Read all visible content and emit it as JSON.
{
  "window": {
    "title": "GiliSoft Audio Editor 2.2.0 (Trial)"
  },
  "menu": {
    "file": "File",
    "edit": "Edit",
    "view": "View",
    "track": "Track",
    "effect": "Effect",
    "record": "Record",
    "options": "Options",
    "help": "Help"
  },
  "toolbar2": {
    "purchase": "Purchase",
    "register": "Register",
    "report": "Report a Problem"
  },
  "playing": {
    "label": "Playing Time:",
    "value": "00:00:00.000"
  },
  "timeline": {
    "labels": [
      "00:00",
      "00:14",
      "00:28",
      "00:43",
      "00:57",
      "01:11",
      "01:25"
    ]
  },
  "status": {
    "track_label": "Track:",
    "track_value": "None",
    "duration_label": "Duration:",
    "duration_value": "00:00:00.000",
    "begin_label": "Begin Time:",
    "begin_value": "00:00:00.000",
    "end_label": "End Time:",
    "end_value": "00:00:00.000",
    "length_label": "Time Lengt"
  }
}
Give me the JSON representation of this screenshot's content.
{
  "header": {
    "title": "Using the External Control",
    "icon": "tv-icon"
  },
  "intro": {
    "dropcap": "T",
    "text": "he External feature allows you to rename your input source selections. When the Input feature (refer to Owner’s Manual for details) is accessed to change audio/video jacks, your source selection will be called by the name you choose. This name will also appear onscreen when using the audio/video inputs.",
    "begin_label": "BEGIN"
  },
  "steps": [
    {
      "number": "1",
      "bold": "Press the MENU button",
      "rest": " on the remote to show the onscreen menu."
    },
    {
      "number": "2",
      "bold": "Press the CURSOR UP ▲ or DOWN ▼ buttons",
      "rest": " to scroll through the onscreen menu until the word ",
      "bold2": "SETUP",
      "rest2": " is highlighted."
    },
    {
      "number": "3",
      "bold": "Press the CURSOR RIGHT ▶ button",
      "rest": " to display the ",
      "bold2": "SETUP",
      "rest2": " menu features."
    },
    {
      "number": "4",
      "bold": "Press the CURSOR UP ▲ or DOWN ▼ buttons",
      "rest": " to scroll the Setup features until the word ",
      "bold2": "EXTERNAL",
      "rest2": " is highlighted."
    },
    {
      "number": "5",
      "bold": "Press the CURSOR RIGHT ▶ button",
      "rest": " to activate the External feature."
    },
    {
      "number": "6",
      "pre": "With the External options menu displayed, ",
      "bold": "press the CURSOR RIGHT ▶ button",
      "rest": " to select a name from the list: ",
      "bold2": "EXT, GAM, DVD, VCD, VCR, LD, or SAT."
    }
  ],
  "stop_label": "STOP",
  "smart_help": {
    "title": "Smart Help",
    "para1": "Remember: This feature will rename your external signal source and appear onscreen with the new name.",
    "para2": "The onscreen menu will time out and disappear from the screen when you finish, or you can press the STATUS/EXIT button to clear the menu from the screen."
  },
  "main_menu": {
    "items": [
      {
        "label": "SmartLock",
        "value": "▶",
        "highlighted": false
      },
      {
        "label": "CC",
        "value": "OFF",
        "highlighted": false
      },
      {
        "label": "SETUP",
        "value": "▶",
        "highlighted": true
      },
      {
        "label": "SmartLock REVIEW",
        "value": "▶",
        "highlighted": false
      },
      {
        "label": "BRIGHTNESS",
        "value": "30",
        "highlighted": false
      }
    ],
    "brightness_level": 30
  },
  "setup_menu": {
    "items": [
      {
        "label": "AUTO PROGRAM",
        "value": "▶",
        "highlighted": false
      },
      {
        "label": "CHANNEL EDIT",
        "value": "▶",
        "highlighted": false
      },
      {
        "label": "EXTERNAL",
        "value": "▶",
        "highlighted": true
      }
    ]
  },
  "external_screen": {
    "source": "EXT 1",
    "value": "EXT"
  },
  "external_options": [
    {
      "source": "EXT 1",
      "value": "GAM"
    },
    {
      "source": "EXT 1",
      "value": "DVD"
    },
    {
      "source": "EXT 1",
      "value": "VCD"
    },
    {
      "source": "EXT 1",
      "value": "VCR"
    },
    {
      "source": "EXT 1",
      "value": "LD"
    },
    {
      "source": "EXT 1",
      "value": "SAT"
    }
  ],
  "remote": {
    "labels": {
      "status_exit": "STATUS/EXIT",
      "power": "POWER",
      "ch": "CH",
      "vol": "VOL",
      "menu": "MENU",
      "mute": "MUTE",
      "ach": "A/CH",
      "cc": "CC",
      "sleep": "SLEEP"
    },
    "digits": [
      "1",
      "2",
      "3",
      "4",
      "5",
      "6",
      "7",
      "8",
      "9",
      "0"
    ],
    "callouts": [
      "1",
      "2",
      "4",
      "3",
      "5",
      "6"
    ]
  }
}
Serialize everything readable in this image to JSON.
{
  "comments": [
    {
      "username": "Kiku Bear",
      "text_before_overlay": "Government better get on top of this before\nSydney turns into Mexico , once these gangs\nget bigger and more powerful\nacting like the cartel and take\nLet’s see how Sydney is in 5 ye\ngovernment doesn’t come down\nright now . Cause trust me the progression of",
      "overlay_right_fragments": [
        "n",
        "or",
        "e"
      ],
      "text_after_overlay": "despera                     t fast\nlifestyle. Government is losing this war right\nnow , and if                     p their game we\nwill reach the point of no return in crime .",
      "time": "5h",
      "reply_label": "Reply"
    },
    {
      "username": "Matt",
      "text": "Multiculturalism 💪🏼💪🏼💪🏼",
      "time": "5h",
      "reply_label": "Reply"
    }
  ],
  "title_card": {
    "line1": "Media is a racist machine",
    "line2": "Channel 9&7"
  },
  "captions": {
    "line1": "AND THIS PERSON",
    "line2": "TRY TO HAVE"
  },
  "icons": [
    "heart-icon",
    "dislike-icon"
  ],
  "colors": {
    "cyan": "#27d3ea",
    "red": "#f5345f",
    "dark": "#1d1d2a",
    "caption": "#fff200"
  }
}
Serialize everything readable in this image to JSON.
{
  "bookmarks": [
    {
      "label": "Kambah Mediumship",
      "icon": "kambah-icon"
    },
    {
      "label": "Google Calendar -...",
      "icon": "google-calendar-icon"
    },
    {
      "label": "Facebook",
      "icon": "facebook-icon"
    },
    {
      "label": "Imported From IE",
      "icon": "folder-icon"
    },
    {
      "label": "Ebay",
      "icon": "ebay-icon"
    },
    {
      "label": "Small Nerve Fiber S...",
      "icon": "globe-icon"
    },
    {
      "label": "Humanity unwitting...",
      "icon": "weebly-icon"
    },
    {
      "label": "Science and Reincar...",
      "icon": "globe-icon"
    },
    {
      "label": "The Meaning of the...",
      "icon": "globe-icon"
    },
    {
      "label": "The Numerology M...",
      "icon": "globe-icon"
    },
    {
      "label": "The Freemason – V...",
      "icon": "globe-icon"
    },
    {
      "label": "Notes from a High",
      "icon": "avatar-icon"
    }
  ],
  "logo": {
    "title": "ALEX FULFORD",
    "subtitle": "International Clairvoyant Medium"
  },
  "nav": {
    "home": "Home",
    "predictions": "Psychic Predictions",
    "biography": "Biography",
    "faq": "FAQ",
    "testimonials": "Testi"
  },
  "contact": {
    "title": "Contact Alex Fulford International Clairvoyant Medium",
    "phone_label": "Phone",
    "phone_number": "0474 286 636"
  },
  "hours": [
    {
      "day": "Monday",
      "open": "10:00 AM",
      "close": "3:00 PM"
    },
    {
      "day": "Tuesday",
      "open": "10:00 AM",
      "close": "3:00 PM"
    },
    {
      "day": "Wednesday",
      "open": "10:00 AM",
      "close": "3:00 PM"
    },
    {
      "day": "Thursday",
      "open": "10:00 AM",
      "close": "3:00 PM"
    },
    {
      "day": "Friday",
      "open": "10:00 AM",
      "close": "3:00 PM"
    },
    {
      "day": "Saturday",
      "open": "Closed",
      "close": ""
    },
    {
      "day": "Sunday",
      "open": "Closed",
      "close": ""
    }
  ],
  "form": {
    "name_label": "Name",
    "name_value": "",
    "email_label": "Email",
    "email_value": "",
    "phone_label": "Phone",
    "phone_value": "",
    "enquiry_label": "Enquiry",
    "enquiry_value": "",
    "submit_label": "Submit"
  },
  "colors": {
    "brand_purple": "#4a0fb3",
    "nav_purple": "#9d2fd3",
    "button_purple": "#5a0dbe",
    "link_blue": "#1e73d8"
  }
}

● ● ●

### Aim of the exercise:
The answer should be a single number: the count of lines in the data that include the string "when".

### Response to the exercise:
2